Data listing

● ● ● ● ● ● ●

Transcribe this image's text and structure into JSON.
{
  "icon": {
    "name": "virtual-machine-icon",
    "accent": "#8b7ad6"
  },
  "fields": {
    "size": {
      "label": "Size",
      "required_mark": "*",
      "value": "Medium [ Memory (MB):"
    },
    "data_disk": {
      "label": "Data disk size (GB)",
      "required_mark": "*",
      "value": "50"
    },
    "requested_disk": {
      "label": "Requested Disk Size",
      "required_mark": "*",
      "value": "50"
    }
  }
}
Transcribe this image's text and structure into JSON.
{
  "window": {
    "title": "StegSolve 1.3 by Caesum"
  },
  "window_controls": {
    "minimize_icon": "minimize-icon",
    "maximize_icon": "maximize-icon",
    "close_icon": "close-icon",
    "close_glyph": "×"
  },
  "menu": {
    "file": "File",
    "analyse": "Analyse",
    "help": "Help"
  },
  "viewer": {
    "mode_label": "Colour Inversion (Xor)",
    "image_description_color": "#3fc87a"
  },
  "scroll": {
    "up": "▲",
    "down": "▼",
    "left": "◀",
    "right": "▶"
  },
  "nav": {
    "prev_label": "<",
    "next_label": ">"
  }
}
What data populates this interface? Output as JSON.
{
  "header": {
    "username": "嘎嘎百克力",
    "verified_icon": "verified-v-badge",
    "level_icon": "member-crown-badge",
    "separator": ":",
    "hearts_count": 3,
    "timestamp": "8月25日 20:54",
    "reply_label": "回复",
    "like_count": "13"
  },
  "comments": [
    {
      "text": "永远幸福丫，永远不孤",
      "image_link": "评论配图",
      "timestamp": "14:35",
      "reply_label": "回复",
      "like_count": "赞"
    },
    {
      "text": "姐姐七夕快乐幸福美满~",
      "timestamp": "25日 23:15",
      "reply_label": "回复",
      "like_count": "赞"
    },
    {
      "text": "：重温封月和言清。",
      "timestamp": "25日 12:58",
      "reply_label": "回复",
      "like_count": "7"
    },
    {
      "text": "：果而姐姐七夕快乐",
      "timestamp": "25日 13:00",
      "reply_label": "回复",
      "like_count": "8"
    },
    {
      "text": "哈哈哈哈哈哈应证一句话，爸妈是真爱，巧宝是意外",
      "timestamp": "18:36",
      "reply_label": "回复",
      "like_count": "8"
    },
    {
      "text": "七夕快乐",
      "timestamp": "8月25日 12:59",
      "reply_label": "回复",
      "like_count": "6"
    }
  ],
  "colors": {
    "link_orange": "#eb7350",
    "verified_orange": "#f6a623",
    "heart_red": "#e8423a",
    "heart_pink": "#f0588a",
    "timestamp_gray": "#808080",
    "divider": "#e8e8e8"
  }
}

● ● ● ● ● ● ●

All of the material above needs to be copied exactly.

Exercise solution
Transcribe this image's text and structure into JSON.
{
  "icon": {
    "name": "virtual-machine-icon",
    "accent": "#8b7ad6"
  },
  "fields": {
    "size": {
      "label": "Size",
      "required_mark": "*",
      "value": "Medium [ Memory (MB):"
    },
    "data_disk": {
      "label": "Data disk size (GB)",
      "required_mark": "*",
      "value": "50"
    },
    "requested_disk": {
      "label": "Requested Disk Size",
      "required_mark": "*",
      "value": "50"
    }
  }
}
Transcribe this image's text and structure into JSON.
{
  "window": {
    "title": "StegSolve 1.3 by Caesum"
  },
  "window_controls": {
    "minimize_icon": "minimize-icon",
    "maximize_icon": "maximize-icon",
    "close_icon": "close-icon",
    "close_glyph": "×"
  },
  "menu": {
    "file": "File",
    "analyse": "Analyse",
    "help": "Help"
  },
  "viewer": {
    "mode_label": "Colour Inversion (Xor)",
    "image_description_color": "#3fc87a"
  },
  "scroll": {
    "up": "▲",
    "down": "▼",
    "left": "◀",
    "right": "▶"
  },
  "nav": {
    "prev_label": "<",
    "next_label": ">"
  }
}
What data populates this interface? Output as JSON.
{
  "header": {
    "username": "嘎嘎百克力",
    "verified_icon": "verified-v-badge",
    "level_icon": "member-crown-badge",
    "separator": ":",
    "hearts_count": 3,
    "timestamp": "8月25日 20:54",
    "reply_label": "回复",
    "like_count": "13"
  },
  "comments": [
    {
      "text": "永远幸福丫，永远不孤",
      "image_link": "评论配图",
      "timestamp": "14:35",
      "reply_label": "回复",
      "like_count": "赞"
    },
    {
      "text": "姐姐七夕快乐幸福美满~",
      "timestamp": "25日 23:15",
      "reply_label": "回复",
      "like_count": "赞"
    },
    {
      "text": "：重温封月和言清。",
      "timestamp": "25日 12:58",
      "reply_label": "回复",
      "like_count": "7"
    },
    {
      "text": "：果而姐姐七夕快乐",
      "timestamp": "25日 13:00",
      "reply_label": "回复",
      "like_count": "8"
    },
    {
      "text": "哈哈哈哈哈哈应证一句话，爸妈是真爱，巧宝是意外",
      "timestamp": "18:36",
      "reply_label": "回复",
      "like_count": "8"
    },
    {
      "text": "七夕快乐",
      "timestamp": "8月25日 12:59",
      "reply_label": "回复",
      "like_count": "6"
    }
  ],
  "colors": {
    "link_orange": "#eb7350",
    "verified_orange": "#f6a623",
    "heart_red": "#e8423a",
    "heart_pink": "#f0588a",
    "timestamp_gray": "#808080",
    "divider": "#e8e8e8"
  }
}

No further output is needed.